[Extracted records]
--*--

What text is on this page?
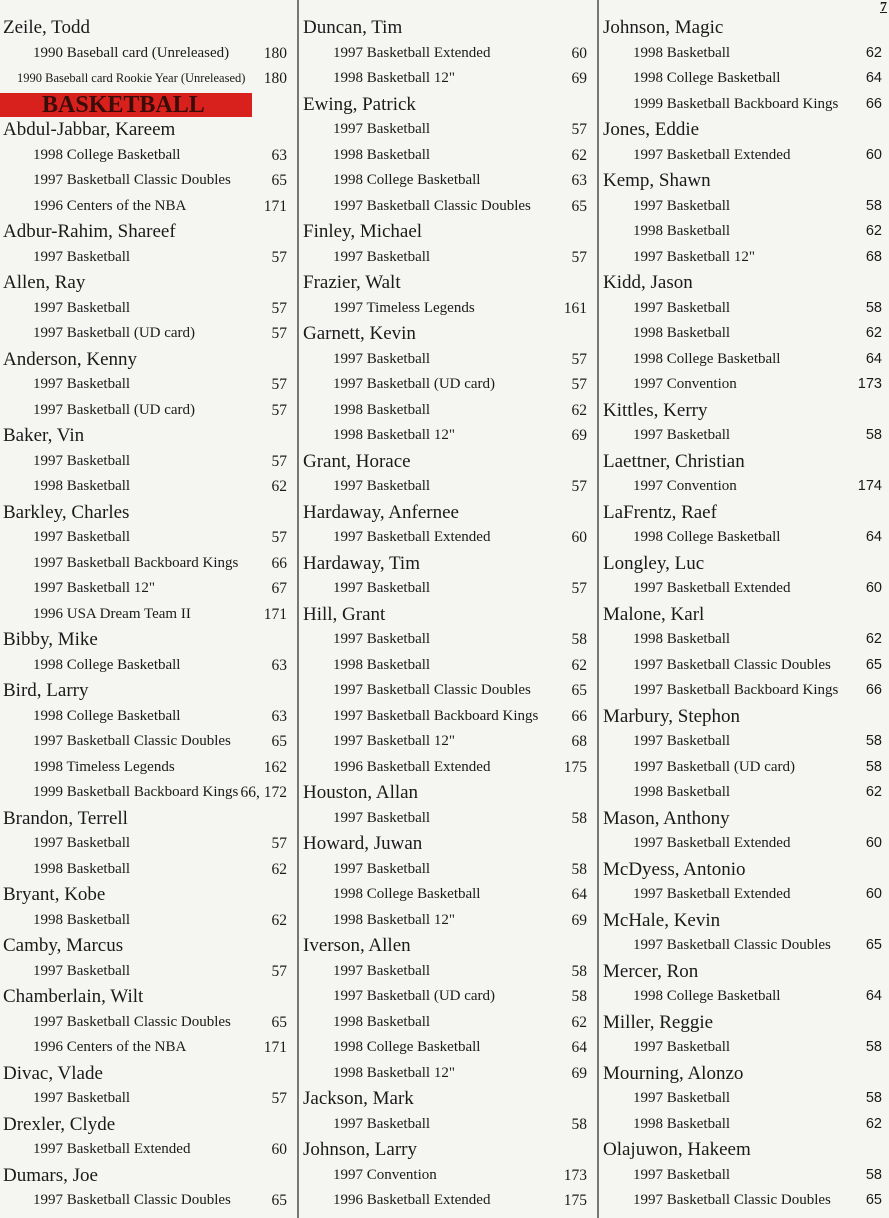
7
Zeile, Todd
1990 Baseball card (Unreleased) 180
1990 Baseball card Rookie Year (Unreleased) 180
BASKETBALL
Abdul-Jabbar, Kareem
1998 College Basketball	63
1997 Basketball Classic Doubles	65
1996 Centers of the NBA	171
Adbur-Rahim, Shareef
1997 Basketball	57
Allen, Ray
1997 Basketball	57
1997 Basketball (UD card)	57
Anderson, Kenny
1997 Basketball	57
1997 Basketball (UD card)	57
Baker, Vin
1997 Basketball	57
1998 Basketball	62
Barkley, Charles
1997 Basketball	57
1997 Basketball Backboard Kings 66
1997 Basketball 12"	67
1996 USA Dream Team II	171
Bibby, Mike
1998 College Basketball	63
Bird, Larry
1998 College Basketball	63
1997 Basketball Classic Doubles	65
1998 Timeless Legends	162
1999 Basketball Backboard Kings 66, 172
Brandon, Terrell
1997 Basketball	57
1998 Basketball	62
Bryant, Kobe
1998 Basketball	62
Camby, Marcus
1997 Basketball	57
Chamberlain, Wilt
1997 Basketball Classic Doubles	65
1996 Centers of the NBA	171
Divac, Vlade
1997 Basketball	57
Drexler, Clyde
1997 Basketball Extended	60
Dumars, Joe
1997 Basketball Classic Doubles	65
Duncan, Tim
1997 Basketball Extended	60
1998 Basketball 12"	69
Ewing, Patrick
1997 Basketball	57
1998 Basketball	62
1998 College Basketball	63
1997 Basketball Classic Doubles	65
Finley, Michael
1997 Basketball	57
Frazier, Walt
1997 Timeless Legends	161
Garnett, Kevin
1997 Basketball	57
1997 Basketball (UD card)	57
1998 Basketball	62
1998 Basketball 12"	69
Grant, Horace
1997 Basketball	57
Hardaway, Anfernee
1997 Basketball Extended	60
Hardaway, Tim
1997 Basketball	57
Hill, Grant
1997 Basketball	58
1998 Basketball	62
1997 Basketball Classic Doubles	65
1997 Basketball Backboard Kings 66
1997 Basketball 12"	68
1996 Basketball Extended	175
Houston, Allan
1997 Basketball	58
Howard, Juwan
1997 Basketball	58
1998 College Basketball	64
1998 Basketball 12"	69
Iverson, Allen
1997 Basketball	58
1997 Basketball (UD card)	58
1998 Basketball	62
1998 College Basketball	64
1998 Basketball 12"	69
Jackson, Mark
1997 Basketball	58
Johnson, Larry
1997 Convention	173
1996 Basketball Extended	175
Johnson, Magic
1998 Basketball	62
1998 College Basketball	64
1999 Basketball Backboard Kings 66
Jones, Eddie
1997 Basketball Extended	60
Kemp, Shawn
1997 Basketball	58
1998 Basketball	62
1997 Basketball 12"	68
Kidd, Jason
1997 Basketball	58
1998 Basketball	62
1998 College Basketball	64
1997 Convention	173
Kittles, Kerry
1997 Basketball	58
Laettner, Christian
1997 Convention	174
LaFrentz, Raef
1998 College Basketball	64
Longley, Luc
1997 Basketball Extended	60
Malone, Karl
1998 Basketball	62
1997 Basketball Classic Doubles 65
1997 Basketball Backboard Kings 66
Marbury, Stephon
1997 Basketball	58
1997 Basketball (UD card)	58
1998 Basketball	62
Mason, Anthony
1997 Basketball Extended	60
McDyess, Antonio
1997 Basketball Extended	60
McHale, Kevin
1997 Basketball Classic Doubles 65
Mercer, Ron
1998 College Basketball	64
Miller, Reggie
1997 Basketball	58
Mourning, Alonzo
1997 Basketball	58
1998 Basketball	62
Olajuwon, Hakeem
1997 Basketball	58
1997 Basketball Classic Doubles 65
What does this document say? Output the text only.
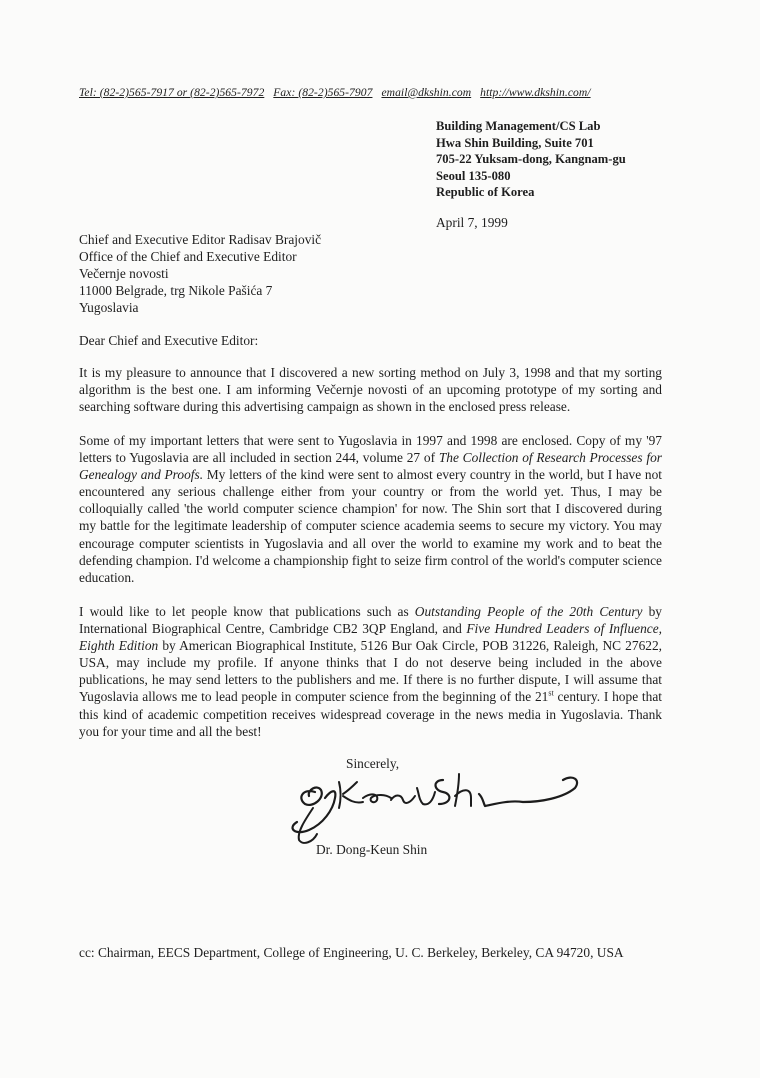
Tel: (82-2)565-7917 or (82-2)565-7972 Fax: (82-2)565-7907 email@dkshin.com http://www.dkshin.com/
Building Management/CS Lab
Hwa Shin Building, Suite 701
705-22 Yuksam-dong, Kangnam-gu
Seoul 135-080
Republic of Korea
April 7, 1999
Chief and Executive Editor Radisav Brajovič
Office of the Chief and Executive Editor
Večernje novosti
11000 Belgrade, trg Nikole Pašića 7
Yugoslavia
Dear Chief and Executive Editor:
It is my pleasure to announce that I discovered a new sorting method on July 3, 1998 and that my sorting algorithm is the best one. I am informing Večernje novosti of an upcoming prototype of my sorting and searching software during this advertising campaign as shown in the enclosed press release.
Some of my important letters that were sent to Yugoslavia in 1997 and 1998 are enclosed. Copy of my '97 letters to Yugoslavia are all included in section 244, volume 27 of The Collection of Research Processes for Genealogy and Proofs. My letters of the kind were sent to almost every country in the world, but I have not encountered any serious challenge either from your country or from the world yet. Thus, I may be colloquially called 'the world computer science champion' for now. The Shin sort that I discovered during my battle for the legitimate leadership of computer science academia seems to secure my victory. You may encourage computer scientists in Yugoslavia and all over the world to examine my work and to beat the defending champion. I'd welcome a championship fight to seize firm control of the world's computer science education.
I would like to let people know that publications such as Outstanding People of the 20th Century by International Biographical Centre, Cambridge CB2 3QP England, and Five Hundred Leaders of Influence, Eighth Edition by American Biographical Institute, 5126 Bur Oak Circle, POB 31226, Raleigh, NC 27622, USA, may include my profile. If anyone thinks that I do not deserve being included in the above publications, he may send letters to the publishers and me. If there is no further dispute, I will assume that Yugoslavia allows me to lead people in computer science from the beginning of the 21st century. I hope that this kind of academic competition receives widespread coverage in the news media in Yugoslavia. Thank you for your time and all the best!
Sincerely,
Dr. Dong-Keun Shin
cc: Chairman, EECS Department, College of Engineering, U. C. Berkeley, Berkeley, CA 94720, USA
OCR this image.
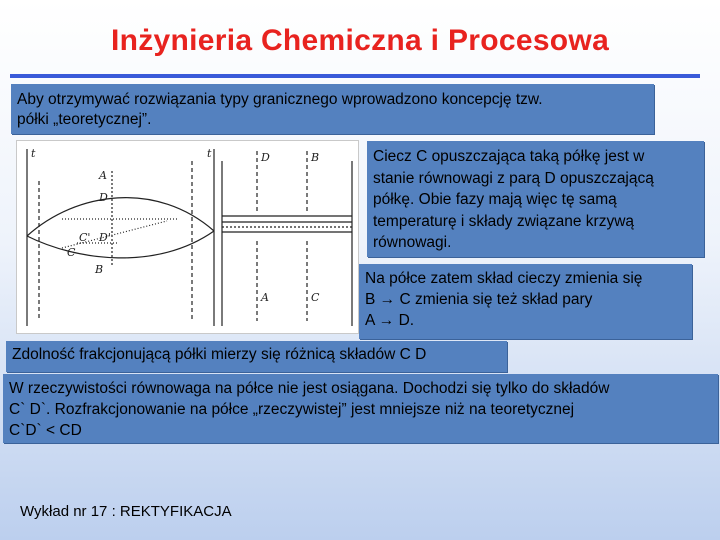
Inżynieria Chemiczna i Procesowa
Aby otrzymywać rozwiązania typy granicznego wprowadzono koncepcję tzw.
półki „teoretycznej”.
t
A
D
D'
C'
C
B
t	D	B
A	C
Ciecz C opuszczająca taką półkę jest w
stanie równowagi z parą D opuszczającą
półkę. Obie fazy mają więc tę samą
temperaturę i składy związane krzywą
równowagi.
Na półce zatem skład cieczy zmienia się
B → C zmienia się też skład pary
A → D.
Zdolność frakcjonującą półki mierzy się różnicą składów C D
W rzeczywistości równowaga na półce nie jest osiągana. Dochodzi się tylko do składów
C` D`. Rozfrakcjonowanie na półce „rzeczywistej” jest mniejsze niż na teoretycznej
C`D` < CD
Wykład nr 17 : REKTYFIKACJA
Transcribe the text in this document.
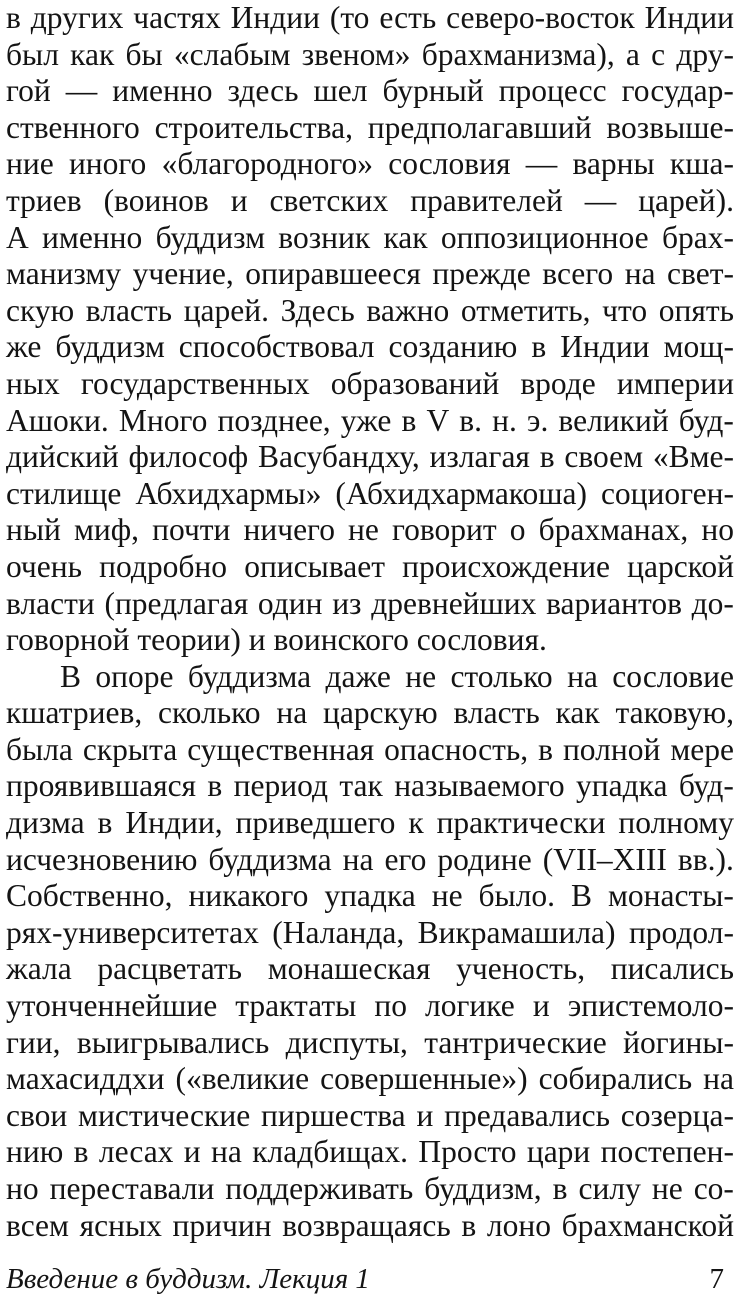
в других частях Индии (то есть северо-восток Индии
был как бы «слабым звеном» брахманизма), а с дру-
гой — именно здесь шел бурный процесс государ-
ственного строительства, предполагавший возвыше-
ние иного «благородного» сословия — варны кша-
триев (воинов и светских правителей — царей).
А именно буддизм возник как оппозиционное брах-
манизму учение, опиравшееся прежде всего на свет-
скую власть царей. Здесь важно отметить, что опять
же буддизм способствовал созданию в Индии мощ-
ных государственных образований вроде империи
Ашоки. Много позднее, уже в V в. н. э. великий буд-
дийский философ Васубандху, излагая в своем «Вме-
стилище Абхидхармы» (Абхидхармакоша) социоген-
ный миф, почти ничего не говорит о брахманах, но
очень подробно описывает происхождение царской
власти (предлагая один из древнейших вариантов до-
говорной теории) и воинского сословия.
В опоре буддизма даже не столько на сословие
кшатриев, сколько на царскую власть как таковую,
была скрыта существенная опасность, в полной мере
проявившаяся в период так называемого упадка буд-
дизма в Индии, приведшего к практически полному
исчезновению буддизма на его родине (VII–XIII вв.).
Собственно, никакого упадка не было. В монасты-
рях-университетах (Наланда, Викрамашила) продол-
жала расцветать монашеская ученость, писались
утонченнейшие трактаты по логике и эпистемоло-
гии, выигрывались диспуты, тантрические йогины-
махасиддхи («великие совершенные») собирались на
свои мистические пиршества и предавались созерца-
нию в лесах и на кладбищах. Просто цари постепен-
но переставали поддерживать буддизм, в силу не со-
всем ясных причин возвращаясь в лоно брахманской
Введение в буддизм. Лекция 1	7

--*--

- **PROBLEM TO WORK ON**: Which lines contain the word "именно"? Copy each of them.

- **WRITTEN ANSWER**:
гой — именно здесь шел бурный процесс государ-
А именно буддизм возник как оппозиционное брах-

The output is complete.